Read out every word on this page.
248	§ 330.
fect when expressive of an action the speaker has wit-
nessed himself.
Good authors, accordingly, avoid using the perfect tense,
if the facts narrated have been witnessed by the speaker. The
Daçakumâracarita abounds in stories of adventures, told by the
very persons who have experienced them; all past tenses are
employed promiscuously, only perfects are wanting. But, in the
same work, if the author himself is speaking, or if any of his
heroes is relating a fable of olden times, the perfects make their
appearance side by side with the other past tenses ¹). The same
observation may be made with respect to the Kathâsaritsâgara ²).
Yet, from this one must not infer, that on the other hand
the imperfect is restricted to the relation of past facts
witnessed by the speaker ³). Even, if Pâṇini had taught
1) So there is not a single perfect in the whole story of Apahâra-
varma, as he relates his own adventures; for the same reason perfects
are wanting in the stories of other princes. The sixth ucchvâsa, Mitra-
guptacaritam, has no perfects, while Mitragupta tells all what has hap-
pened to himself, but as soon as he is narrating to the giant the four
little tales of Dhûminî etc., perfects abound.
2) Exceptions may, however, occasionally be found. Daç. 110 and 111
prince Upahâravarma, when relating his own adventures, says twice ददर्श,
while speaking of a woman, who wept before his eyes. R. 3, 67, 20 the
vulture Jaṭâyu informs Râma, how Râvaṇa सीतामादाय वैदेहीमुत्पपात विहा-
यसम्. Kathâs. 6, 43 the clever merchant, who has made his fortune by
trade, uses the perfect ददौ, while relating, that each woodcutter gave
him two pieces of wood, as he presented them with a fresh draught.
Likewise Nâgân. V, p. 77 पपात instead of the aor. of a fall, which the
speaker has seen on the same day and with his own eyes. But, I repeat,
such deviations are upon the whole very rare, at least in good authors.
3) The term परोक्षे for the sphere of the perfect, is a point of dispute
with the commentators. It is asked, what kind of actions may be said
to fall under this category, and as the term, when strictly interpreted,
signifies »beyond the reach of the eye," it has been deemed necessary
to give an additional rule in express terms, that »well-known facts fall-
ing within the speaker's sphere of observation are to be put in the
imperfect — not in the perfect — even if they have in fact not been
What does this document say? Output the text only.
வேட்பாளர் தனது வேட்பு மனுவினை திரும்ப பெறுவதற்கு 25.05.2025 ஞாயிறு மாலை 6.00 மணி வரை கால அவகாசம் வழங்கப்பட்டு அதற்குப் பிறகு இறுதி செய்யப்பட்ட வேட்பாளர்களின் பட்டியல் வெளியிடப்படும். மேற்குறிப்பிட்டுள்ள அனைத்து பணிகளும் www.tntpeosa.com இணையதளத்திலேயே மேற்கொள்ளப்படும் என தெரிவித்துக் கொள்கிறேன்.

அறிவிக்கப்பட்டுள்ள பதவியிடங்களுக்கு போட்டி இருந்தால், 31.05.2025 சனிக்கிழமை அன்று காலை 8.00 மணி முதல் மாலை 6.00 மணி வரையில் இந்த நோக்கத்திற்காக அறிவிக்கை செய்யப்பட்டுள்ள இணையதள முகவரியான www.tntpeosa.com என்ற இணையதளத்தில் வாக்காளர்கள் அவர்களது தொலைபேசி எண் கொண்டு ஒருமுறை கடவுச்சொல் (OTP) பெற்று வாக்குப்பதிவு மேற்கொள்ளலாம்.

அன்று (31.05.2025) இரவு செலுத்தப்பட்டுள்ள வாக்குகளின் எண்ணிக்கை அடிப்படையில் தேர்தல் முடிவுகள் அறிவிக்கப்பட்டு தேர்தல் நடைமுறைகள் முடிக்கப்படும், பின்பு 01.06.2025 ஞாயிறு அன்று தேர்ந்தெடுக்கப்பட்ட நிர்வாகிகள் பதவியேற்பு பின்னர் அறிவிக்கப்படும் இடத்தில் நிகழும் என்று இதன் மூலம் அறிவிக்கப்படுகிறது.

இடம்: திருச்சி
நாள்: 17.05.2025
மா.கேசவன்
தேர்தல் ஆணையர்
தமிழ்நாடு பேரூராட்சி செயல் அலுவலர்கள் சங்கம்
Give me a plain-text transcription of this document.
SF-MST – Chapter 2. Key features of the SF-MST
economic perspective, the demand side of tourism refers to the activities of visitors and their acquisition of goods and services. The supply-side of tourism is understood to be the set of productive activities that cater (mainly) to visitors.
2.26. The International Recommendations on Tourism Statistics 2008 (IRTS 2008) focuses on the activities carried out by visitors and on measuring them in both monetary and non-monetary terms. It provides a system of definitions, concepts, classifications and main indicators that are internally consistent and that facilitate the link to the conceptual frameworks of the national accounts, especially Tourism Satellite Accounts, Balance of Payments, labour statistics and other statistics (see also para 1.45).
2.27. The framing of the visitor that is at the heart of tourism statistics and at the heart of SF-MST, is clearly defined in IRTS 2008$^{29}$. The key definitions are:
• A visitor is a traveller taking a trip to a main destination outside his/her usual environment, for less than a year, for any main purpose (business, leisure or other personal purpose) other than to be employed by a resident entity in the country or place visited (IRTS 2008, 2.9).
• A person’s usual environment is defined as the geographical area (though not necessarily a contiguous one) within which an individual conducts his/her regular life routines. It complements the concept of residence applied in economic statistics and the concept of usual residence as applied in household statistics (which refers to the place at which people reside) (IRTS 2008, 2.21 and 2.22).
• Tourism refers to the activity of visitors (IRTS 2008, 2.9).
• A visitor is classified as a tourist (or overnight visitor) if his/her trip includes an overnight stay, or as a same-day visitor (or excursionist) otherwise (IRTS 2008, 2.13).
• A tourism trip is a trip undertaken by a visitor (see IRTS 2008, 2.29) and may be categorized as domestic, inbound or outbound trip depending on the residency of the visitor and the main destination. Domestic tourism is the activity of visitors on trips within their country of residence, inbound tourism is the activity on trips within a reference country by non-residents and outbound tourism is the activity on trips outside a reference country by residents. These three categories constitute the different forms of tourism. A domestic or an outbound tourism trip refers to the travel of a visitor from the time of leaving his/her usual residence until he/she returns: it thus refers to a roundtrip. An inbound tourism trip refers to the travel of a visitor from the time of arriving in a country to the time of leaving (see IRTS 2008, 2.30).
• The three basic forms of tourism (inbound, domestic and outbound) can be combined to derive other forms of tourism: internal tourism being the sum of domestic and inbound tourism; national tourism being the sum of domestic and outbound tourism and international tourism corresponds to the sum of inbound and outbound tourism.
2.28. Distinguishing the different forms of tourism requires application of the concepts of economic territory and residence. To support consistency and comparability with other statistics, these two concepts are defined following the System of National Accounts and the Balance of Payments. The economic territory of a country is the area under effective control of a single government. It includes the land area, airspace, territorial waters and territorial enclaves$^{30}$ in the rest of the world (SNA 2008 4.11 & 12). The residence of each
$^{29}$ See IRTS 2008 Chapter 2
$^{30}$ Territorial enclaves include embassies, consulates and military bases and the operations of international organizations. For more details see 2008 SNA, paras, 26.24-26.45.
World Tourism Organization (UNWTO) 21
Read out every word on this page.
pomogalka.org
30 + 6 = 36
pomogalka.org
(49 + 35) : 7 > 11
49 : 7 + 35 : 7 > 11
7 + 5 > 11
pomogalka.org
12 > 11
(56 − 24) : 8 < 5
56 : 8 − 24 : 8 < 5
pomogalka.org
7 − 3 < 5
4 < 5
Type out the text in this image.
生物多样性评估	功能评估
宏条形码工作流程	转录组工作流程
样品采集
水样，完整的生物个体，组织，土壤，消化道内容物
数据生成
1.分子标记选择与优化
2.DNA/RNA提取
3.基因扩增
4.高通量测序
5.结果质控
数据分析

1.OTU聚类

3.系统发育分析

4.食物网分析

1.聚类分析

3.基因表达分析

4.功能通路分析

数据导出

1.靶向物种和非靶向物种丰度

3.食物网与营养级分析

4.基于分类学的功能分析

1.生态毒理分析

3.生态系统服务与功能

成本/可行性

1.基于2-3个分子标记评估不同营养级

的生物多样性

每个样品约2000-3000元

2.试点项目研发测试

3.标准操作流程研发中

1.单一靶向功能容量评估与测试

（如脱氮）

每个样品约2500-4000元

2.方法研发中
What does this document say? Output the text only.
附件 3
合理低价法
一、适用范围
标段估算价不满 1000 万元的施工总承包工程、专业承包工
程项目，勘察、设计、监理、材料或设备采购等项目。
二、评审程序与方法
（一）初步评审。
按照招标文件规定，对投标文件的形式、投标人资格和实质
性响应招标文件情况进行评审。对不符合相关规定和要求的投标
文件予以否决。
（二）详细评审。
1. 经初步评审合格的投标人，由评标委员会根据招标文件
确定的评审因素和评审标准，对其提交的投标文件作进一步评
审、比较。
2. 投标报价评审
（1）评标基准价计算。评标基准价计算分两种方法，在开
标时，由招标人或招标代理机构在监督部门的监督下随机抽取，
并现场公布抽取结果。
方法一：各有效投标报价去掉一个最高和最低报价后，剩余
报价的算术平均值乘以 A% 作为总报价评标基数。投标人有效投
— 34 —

---+---

YOUR OBJECTIVE -
From the listing above, copy out each line where the word "tenses" appears.

WORKED SOLUTION -
very persons who have experienced them; all past tenses are
appearance side by side with the other past tenses ¹). The same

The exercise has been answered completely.